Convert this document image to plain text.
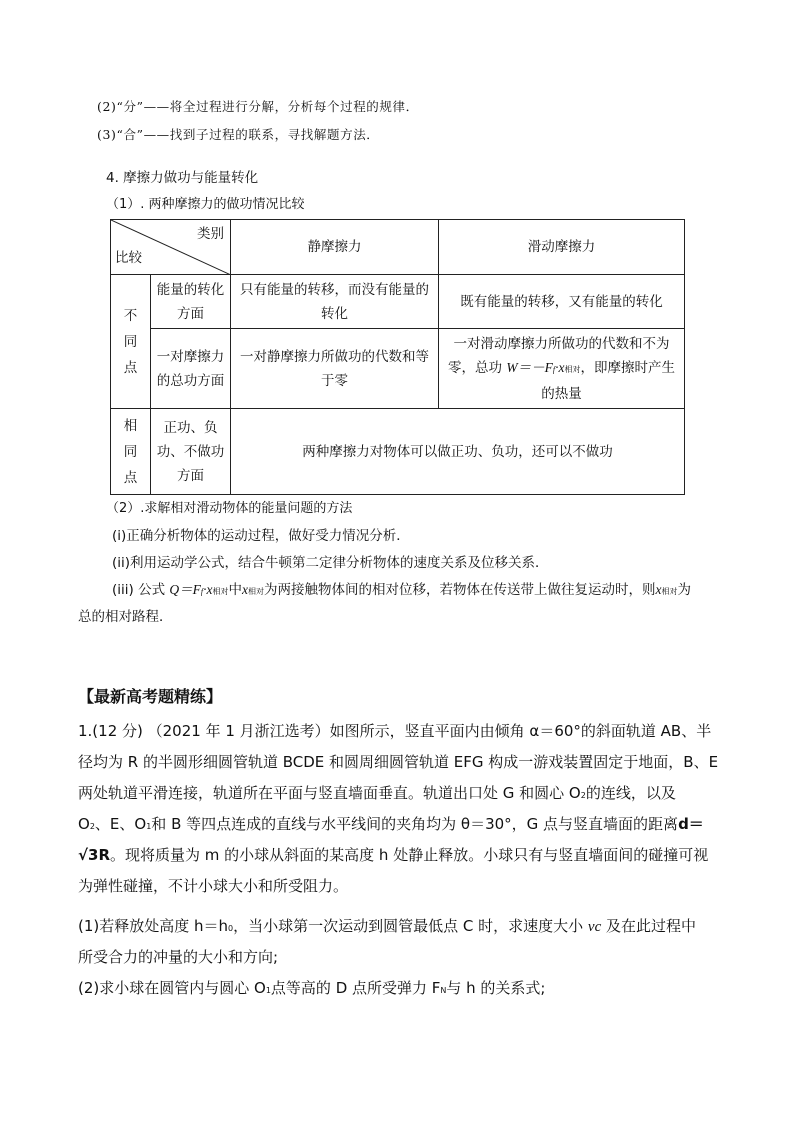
(2)“分”——将全过程进行分解，分析每个过程的规律．
(3)“合”——找到子过程的联系，寻找解题方法．
4. 摩擦力做功与能量转化
（1）. 两种摩擦力的做功情况比较
类别
比较		静摩擦力	滑动摩擦力
不
同
点	能量的转化方面	只有能量的转移，而没有能量的转化	既有能量的转移，又有能量的转化
	一对摩擦力的总功方面	一对静摩擦力所做功的代数和等于零	一对滑动摩擦力所做功的代数和不为零，总功 W＝－Ff·x相对，即摩擦时产生的热量
相
同
点	正功、负功、不做功方面	两种摩擦力对物体可以做正功、负功，还可以不做功	
（2）.求解相对滑动物体的能量问题的方法
(i)正确分析物体的运动过程，做好受力情况分析．
(ii)利用运动学公式，结合牛顿第二定律分析物体的速度关系及位移关系．
(iii) 公式 Q＝Ff·x相对中x相对为两接触物体间的相对位移，若物体在传送带上做往复运动时，则x相对为
总的相对路程．
【最新高考题精练】
1.(12 分) （2021 年 1 月浙江选考）如图所示，竖直平面内由倾角 α＝60°的斜面轨道 AB、半
径均为 R 的半圆形细圆管轨道 BCDE 和圆周细圆管轨道 EFG 构成一游戏装置固定于地面，B、E
两处轨道平滑连接，轨道所在平面与竖直墙面垂直。轨道出口处 G 和圆心 O2的连线，以及
O2、E、O1和 B 等四点连成的直线与水平线间的夹角均为 θ＝30°，G 点与竖直墙面的距离d＝
√3R。现将质量为 m 的小球从斜面的某高度 h 处静止释放。小球只有与竖直墙面间的碰撞可视
为弹性碰撞，不计小球大小和所受阻力。
(1)若释放处高度 h＝h0，当小球第一次运动到圆管最低点 C 时，求速度大小 vc 及在此过程中
所受合力的冲量的大小和方向;
(2)求小球在圆管内与圆心 O1点等高的 D 点所受弹力 FN与 h 的关系式;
•••••
Please transcribe the material above exactly as written. Leave the pictures out.

Convert this document image to plain text.
(2)“分”——将全过程进行分解，分析每个过程的规律．
(3)“合”——找到子过程的联系，寻找解题方法．
4. 摩擦力做功与能量转化
（1）. 两种摩擦力的做功情况比较
类别
比较		静摩擦力	滑动摩擦力
不
同
点	能量的转化方面	只有能量的转移，而没有能量的转化	既有能量的转移，又有能量的转化
	一对摩擦力的总功方面	一对静摩擦力所做功的代数和等于零	一对滑动摩擦力所做功的代数和不为零，总功 W＝－Ff·x相对，即摩擦时产生的热量
相
同
点	正功、负功、不做功方面	两种摩擦力对物体可以做正功、负功，还可以不做功	
（2）.求解相对滑动物体的能量问题的方法
(i)正确分析物体的运动过程，做好受力情况分析．
(ii)利用运动学公式，结合牛顿第二定律分析物体的速度关系及位移关系．
(iii) 公式 Q＝Ff·x相对中x相对为两接触物体间的相对位移，若物体在传送带上做往复运动时，则x相对为
总的相对路程．
【最新高考题精练】
1.(12 分) （2021 年 1 月浙江选考）如图所示，竖直平面内由倾角 α＝60°的斜面轨道 AB、半
径均为 R 的半圆形细圆管轨道 BCDE 和圆周细圆管轨道 EFG 构成一游戏装置固定于地面，B、E
两处轨道平滑连接，轨道所在平面与竖直墙面垂直。轨道出口处 G 和圆心 O2的连线，以及
O2、E、O1和 B 等四点连成的直线与水平线间的夹角均为 θ＝30°，G 点与竖直墙面的距离d＝
√3R。现将质量为 m 的小球从斜面的某高度 h 处静止释放。小球只有与竖直墙面间的碰撞可视
为弹性碰撞，不计小球大小和所受阻力。
(1)若释放处高度 h＝h0，当小球第一次运动到圆管最低点 C 时，求速度大小 vc 及在此过程中
所受合力的冲量的大小和方向;
(2)求小球在圆管内与圆心 O1点等高的 D 点所受弹力 FN与 h 的关系式;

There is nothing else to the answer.